Records supplied.
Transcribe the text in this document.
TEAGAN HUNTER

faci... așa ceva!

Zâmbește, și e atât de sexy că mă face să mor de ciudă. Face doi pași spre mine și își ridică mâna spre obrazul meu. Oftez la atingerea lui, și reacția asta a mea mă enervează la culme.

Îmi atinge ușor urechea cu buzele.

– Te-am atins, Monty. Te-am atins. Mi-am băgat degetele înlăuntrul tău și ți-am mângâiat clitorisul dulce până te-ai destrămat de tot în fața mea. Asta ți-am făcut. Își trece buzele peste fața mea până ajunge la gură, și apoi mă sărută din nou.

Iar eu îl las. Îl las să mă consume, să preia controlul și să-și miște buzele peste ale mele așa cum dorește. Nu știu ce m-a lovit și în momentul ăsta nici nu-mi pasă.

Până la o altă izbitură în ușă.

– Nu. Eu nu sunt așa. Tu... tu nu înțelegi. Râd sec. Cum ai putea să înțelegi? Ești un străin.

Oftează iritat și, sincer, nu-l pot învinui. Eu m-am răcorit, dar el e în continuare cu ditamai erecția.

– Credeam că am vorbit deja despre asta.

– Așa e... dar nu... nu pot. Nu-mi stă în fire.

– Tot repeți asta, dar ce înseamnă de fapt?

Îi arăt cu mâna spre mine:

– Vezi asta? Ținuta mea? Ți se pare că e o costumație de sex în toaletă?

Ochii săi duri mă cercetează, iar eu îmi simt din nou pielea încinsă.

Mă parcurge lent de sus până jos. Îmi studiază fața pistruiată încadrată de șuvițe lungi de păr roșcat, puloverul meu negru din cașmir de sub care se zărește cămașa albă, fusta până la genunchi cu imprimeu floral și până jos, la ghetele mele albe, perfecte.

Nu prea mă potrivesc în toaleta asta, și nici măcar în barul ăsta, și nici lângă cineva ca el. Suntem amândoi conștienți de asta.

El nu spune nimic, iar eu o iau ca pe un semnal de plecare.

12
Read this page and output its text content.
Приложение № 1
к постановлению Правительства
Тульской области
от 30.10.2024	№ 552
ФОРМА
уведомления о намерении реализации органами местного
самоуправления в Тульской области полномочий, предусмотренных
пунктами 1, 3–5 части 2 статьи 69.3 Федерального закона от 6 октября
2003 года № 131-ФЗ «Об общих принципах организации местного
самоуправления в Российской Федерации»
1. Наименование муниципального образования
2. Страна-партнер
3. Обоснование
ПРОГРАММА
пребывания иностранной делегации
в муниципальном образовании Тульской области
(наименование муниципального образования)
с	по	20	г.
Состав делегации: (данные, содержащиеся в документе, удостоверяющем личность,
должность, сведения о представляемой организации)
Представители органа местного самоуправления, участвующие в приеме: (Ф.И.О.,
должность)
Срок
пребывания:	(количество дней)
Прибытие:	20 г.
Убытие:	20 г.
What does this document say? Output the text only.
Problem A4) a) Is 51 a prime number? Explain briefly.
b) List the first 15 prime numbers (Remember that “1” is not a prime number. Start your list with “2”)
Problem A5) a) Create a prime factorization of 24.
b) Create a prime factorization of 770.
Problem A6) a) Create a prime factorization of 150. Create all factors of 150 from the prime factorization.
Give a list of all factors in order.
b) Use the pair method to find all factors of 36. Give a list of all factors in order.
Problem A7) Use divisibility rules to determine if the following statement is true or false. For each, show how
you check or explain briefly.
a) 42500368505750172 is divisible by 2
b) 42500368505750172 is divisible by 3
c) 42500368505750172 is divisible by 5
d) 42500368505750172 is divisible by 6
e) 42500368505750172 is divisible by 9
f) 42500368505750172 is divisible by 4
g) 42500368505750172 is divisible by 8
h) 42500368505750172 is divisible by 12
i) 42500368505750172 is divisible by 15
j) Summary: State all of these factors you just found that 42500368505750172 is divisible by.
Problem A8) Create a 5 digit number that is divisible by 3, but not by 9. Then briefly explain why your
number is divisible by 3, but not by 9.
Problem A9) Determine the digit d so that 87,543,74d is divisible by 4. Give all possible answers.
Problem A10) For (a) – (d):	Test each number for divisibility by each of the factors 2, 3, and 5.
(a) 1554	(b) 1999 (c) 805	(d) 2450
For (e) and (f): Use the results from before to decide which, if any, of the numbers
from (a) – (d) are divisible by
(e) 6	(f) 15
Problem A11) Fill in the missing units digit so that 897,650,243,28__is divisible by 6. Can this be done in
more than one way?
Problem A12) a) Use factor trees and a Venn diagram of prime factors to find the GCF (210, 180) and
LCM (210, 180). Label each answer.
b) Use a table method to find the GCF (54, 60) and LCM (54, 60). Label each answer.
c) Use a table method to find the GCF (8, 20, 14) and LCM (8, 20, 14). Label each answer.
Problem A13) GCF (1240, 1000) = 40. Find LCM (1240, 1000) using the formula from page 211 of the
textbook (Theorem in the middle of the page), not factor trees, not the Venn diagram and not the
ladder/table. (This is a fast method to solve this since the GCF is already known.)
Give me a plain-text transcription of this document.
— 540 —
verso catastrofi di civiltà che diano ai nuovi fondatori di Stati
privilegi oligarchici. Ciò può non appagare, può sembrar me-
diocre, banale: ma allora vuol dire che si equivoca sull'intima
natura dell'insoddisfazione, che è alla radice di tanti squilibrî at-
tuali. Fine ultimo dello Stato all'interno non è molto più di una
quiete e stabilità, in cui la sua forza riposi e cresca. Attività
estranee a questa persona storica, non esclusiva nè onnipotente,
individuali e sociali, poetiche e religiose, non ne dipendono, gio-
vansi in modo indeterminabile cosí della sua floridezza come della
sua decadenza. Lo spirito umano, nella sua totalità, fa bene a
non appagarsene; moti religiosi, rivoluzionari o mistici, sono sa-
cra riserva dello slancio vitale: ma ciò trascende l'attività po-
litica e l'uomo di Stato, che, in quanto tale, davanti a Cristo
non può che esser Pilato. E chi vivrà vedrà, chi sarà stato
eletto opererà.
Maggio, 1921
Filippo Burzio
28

Task goal.
Track down every line with the word "муниципального" and copy it.

In response.
1. Наименование муниципального образования
(наименование муниципального образования)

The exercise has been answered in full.